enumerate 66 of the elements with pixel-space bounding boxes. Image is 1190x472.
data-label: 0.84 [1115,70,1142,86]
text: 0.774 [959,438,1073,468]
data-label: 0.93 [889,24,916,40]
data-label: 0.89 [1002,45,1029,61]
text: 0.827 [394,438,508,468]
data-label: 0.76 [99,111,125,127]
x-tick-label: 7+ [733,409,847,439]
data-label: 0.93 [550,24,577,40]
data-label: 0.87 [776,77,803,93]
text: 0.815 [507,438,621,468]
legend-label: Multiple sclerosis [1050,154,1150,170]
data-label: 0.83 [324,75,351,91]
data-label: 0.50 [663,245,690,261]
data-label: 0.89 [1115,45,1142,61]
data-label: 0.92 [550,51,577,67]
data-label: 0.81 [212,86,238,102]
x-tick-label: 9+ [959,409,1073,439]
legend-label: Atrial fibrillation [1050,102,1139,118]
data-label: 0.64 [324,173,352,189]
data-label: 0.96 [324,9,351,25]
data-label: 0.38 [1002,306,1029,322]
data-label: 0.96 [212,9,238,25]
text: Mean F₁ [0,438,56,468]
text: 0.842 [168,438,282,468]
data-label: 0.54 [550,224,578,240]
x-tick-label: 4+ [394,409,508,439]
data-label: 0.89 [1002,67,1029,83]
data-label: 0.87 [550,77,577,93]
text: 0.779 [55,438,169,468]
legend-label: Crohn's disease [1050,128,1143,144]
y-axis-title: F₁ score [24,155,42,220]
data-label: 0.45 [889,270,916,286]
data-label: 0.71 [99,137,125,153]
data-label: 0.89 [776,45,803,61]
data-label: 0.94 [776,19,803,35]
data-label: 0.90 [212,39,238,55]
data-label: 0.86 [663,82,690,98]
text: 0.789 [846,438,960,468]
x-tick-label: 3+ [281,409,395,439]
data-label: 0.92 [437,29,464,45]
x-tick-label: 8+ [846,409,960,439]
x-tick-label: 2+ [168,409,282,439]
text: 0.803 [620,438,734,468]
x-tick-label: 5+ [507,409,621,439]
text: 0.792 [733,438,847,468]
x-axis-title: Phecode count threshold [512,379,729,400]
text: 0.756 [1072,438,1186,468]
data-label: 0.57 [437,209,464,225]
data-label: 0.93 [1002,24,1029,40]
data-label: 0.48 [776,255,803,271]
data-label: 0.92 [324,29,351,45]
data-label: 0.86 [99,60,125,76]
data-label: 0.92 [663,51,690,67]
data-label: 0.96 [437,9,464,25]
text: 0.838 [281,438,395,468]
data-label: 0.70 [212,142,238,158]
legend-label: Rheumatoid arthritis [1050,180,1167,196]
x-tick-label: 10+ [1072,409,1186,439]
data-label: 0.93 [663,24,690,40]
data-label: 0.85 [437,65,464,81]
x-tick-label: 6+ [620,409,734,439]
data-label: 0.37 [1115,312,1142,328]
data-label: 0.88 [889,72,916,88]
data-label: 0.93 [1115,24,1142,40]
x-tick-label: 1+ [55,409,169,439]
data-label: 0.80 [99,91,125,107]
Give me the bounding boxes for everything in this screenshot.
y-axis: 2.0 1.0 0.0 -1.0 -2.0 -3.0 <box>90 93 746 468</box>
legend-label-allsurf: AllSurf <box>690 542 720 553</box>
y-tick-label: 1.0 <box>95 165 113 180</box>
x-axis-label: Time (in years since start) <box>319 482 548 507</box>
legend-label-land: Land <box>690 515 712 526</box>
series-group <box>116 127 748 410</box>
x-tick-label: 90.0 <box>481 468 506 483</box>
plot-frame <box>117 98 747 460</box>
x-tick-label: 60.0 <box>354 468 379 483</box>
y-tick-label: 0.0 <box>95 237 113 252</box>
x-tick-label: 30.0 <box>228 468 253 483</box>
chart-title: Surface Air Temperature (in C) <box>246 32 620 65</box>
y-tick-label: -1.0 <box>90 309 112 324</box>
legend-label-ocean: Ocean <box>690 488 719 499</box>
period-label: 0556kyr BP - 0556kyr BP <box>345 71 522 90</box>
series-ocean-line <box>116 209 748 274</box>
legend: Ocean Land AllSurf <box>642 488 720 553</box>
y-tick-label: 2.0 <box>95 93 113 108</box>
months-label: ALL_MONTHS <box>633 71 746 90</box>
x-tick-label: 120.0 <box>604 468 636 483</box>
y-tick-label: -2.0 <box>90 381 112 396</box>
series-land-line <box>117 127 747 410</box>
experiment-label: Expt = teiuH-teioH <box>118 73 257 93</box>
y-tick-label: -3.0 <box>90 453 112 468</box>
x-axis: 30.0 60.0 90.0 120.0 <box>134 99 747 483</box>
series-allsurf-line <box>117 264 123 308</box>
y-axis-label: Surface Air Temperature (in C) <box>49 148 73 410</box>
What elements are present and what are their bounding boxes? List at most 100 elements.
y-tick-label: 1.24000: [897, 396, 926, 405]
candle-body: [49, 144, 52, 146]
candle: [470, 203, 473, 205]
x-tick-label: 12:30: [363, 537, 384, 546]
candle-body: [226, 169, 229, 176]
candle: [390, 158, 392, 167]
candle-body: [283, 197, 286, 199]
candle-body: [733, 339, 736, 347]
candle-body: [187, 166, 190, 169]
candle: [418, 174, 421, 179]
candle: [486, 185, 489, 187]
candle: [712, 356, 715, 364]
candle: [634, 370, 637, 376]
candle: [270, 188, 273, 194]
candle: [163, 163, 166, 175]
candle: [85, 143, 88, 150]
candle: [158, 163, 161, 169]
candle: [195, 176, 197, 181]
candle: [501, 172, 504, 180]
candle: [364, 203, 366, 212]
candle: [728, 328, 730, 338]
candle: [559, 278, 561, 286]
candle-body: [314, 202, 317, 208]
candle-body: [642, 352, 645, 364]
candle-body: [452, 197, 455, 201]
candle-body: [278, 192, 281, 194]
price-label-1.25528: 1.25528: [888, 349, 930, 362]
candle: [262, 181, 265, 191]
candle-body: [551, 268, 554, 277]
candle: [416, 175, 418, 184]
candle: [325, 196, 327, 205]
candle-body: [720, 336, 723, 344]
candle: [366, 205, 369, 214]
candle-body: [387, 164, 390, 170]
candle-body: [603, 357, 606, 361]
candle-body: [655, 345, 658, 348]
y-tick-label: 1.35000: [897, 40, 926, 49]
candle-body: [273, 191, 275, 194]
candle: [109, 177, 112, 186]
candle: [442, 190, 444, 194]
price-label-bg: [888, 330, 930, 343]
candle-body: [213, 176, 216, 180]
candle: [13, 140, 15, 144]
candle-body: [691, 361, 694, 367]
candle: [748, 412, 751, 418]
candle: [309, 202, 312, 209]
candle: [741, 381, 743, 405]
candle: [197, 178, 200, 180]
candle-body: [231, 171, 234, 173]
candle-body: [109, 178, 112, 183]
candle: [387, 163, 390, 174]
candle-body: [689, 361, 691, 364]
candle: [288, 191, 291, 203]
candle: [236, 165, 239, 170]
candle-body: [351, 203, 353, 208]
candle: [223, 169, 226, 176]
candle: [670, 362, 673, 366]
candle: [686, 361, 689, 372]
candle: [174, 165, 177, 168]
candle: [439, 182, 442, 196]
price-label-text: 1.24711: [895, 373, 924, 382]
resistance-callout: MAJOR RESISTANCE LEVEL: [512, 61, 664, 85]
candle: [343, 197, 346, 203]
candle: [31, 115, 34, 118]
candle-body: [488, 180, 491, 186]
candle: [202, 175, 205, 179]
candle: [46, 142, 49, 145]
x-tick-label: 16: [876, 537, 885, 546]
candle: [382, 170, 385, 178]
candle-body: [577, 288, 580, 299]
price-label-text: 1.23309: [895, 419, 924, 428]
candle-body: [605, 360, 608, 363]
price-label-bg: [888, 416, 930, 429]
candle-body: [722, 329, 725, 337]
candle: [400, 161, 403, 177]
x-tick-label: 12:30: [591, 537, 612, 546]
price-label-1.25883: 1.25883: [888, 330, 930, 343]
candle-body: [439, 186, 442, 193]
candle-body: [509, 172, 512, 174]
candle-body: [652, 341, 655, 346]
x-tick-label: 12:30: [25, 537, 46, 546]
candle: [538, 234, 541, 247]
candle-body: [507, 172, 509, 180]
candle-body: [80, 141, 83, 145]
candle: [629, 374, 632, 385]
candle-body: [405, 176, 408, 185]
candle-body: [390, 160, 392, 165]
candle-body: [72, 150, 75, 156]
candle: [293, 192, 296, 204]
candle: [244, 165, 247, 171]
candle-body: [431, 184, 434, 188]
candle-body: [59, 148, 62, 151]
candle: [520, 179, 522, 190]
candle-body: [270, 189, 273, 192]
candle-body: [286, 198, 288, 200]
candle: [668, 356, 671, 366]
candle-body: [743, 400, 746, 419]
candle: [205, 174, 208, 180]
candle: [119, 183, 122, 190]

What is required:
Please set down, word for word, the lines of the records from the beginning through the line that contains "text: 0.815 [507,438,621,468]", inclusive.

Complete output:
enumerate 66 of the elements with pixel-space bounding boxes. Image is 1190x472.
data-label: 0.84 [1115,70,1142,86]
text: 0.774 [959,438,1073,468]
data-label: 0.93 [889,24,916,40]
data-label: 0.89 [1002,45,1029,61]
text: 0.827 [394,438,508,468]
data-label: 0.76 [99,111,125,127]
x-tick-label: 7+ [733,409,847,439]
data-label: 0.93 [550,24,577,40]
data-label: 0.87 [776,77,803,93]
text: 0.815 [507,438,621,468]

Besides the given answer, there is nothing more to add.